### RECORDED INFORMATION ###
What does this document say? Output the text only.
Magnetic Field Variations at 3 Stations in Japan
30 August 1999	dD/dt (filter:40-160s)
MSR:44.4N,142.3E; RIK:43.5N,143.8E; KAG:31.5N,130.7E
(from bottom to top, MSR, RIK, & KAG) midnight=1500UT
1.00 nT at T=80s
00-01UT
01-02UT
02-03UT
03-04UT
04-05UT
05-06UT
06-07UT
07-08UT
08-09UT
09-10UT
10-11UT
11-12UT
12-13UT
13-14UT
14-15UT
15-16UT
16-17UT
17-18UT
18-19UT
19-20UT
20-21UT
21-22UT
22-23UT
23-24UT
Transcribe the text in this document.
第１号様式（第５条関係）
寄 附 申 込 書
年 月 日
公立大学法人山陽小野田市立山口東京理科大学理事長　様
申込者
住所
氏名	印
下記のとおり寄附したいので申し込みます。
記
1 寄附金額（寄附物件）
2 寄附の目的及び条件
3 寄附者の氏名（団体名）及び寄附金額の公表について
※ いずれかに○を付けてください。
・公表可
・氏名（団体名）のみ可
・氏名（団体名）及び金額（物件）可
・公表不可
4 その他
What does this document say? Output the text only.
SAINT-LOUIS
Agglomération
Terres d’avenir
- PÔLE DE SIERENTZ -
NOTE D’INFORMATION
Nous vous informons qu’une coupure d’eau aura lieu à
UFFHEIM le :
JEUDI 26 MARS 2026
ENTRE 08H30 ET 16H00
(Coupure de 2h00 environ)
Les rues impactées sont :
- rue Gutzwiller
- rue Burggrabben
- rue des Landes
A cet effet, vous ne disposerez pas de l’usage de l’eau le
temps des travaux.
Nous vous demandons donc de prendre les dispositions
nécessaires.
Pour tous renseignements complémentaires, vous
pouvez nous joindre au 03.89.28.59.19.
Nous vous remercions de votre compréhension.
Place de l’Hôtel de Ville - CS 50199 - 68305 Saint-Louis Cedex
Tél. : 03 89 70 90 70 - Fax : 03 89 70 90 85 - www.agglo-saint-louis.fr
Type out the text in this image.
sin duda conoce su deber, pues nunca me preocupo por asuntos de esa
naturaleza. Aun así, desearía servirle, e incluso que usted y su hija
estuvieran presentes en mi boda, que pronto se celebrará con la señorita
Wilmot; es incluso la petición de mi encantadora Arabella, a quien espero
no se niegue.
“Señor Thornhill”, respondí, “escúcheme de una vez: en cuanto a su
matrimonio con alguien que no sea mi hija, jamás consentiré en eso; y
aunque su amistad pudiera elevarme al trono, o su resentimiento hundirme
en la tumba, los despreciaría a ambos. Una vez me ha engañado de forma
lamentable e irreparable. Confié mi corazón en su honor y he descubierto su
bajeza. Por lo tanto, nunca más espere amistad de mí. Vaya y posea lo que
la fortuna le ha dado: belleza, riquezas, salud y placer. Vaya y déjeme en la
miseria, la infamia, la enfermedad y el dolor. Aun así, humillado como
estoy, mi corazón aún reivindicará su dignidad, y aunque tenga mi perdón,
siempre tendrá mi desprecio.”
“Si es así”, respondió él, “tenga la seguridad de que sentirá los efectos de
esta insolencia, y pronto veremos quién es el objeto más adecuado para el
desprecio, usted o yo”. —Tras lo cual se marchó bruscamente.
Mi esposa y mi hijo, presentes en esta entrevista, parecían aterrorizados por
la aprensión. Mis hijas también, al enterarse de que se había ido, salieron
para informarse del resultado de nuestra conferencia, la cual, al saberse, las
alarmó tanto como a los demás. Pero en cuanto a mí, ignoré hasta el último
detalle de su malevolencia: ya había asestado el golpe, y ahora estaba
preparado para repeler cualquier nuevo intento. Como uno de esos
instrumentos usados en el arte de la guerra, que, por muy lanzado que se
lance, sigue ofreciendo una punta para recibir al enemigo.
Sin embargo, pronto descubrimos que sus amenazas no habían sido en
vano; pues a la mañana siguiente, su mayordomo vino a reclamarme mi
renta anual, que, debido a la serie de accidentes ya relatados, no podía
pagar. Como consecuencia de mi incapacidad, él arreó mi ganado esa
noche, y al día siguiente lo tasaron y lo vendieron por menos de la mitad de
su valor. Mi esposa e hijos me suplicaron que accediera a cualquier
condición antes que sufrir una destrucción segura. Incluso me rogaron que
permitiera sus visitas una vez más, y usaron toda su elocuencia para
###
--- WHAT YOU NEED TO DO ---
Using the exact wording, write out all of the records.

--- PROBLEM SOLUTION ---
What does this document say? Output the text only.
Magnetic Field Variations at 3 Stations in Japan
30 August 1999	dD/dt (filter:40-160s)
MSR:44.4N,142.3E; RIK:43.5N,143.8E; KAG:31.5N,130.7E
(from bottom to top, MSR, RIK, & KAG) midnight=1500UT
1.00 nT at T=80s
00-01UT
01-02UT
02-03UT
03-04UT
04-05UT
05-06UT
06-07UT
07-08UT
08-09UT
09-10UT
10-11UT
11-12UT
12-13UT
13-14UT
14-15UT
15-16UT
16-17UT
17-18UT
18-19UT
19-20UT
20-21UT
21-22UT
22-23UT
23-24UT
Transcribe the text in this document.
第１号様式（第５条関係）
寄 附 申 込 書
年 月 日
公立大学法人山陽小野田市立山口東京理科大学理事長　様
申込者
住所
氏名	印
下記のとおり寄附したいので申し込みます。
記
1 寄附金額（寄附物件）
2 寄附の目的及び条件
3 寄附者の氏名（団体名）及び寄附金額の公表について
※ いずれかに○を付けてください。
・公表可
・氏名（団体名）のみ可
・氏名（団体名）及び金額（物件）可
・公表不可
4 その他
What does this document say? Output the text only.
SAINT-LOUIS
Agglomération
Terres d’avenir
- PÔLE DE SIERENTZ -
NOTE D’INFORMATION
Nous vous informons qu’une coupure d’eau aura lieu à
UFFHEIM le :
JEUDI 26 MARS 2026
ENTRE 08H30 ET 16H00
(Coupure de 2h00 environ)
Les rues impactées sont :
- rue Gutzwiller
- rue Burggrabben
- rue des Landes
A cet effet, vous ne disposerez pas de l’usage de l’eau le
temps des travaux.
Nous vous demandons donc de prendre les dispositions
nécessaires.
Pour tous renseignements complémentaires, vous
pouvez nous joindre au 03.89.28.59.19.
Nous vous remercions de votre compréhension.
Place de l’Hôtel de Ville - CS 50199 - 68305 Saint-Louis Cedex
Tél. : 03 89 70 90 70 - Fax : 03 89 70 90 85 - www.agglo-saint-louis.fr
Type out the text in this image.
sin duda conoce su deber, pues nunca me preocupo por asuntos de esa
naturaleza. Aun así, desearía servirle, e incluso que usted y su hija
estuvieran presentes en mi boda, que pronto se celebrará con la señorita
Wilmot; es incluso la petición de mi encantadora Arabella, a quien espero
no se niegue.
“Señor Thornhill”, respondí, “escúcheme de una vez: en cuanto a su
matrimonio con alguien que no sea mi hija, jamás consentiré en eso; y
aunque su amistad pudiera elevarme al trono, o su resentimiento hundirme
en la tumba, los despreciaría a ambos. Una vez me ha engañado de forma
lamentable e irreparable. Confié mi corazón en su honor y he descubierto su
bajeza. Por lo tanto, nunca más espere amistad de mí. Vaya y posea lo que
la fortuna le ha dado: belleza, riquezas, salud y placer. Vaya y déjeme en la
miseria, la infamia, la enfermedad y el dolor. Aun así, humillado como
estoy, mi corazón aún reivindicará su dignidad, y aunque tenga mi perdón,
siempre tendrá mi desprecio.”
“Si es así”, respondió él, “tenga la seguridad de que sentirá los efectos de
esta insolencia, y pronto veremos quién es el objeto más adecuado para el
desprecio, usted o yo”. —Tras lo cual se marchó bruscamente.
Mi esposa y mi hijo, presentes en esta entrevista, parecían aterrorizados por
la aprensión. Mis hijas también, al enterarse de que se había ido, salieron
para informarse del resultado de nuestra conferencia, la cual, al saberse, las
alarmó tanto como a los demás. Pero en cuanto a mí, ignoré hasta el último
detalle de su malevolencia: ya había asestado el golpe, y ahora estaba
preparado para repeler cualquier nuevo intento. Como uno de esos
instrumentos usados en el arte de la guerra, que, por muy lanzado que se
lance, sigue ofreciendo una punta para recibir al enemigo.
Sin embargo, pronto descubrimos que sus amenazas no habían sido en
vano; pues a la mañana siguiente, su mayordomo vino a reclamarme mi
renta anual, que, debido a la serie de accidentes ya relatados, no podía
pagar. Como consecuencia de mi incapacidad, él arreó mi ganado esa
noche, y al día siguiente lo tasaron y lo vendieron por menos de la mitad de
su valor. Mi esposa e hijos me suplicaron que accediera a cualquier
condición antes que sufrir una destrucción segura. Incluso me rogaron que
permitiera sus visitas una vez más, y usaron toda su elocuencia para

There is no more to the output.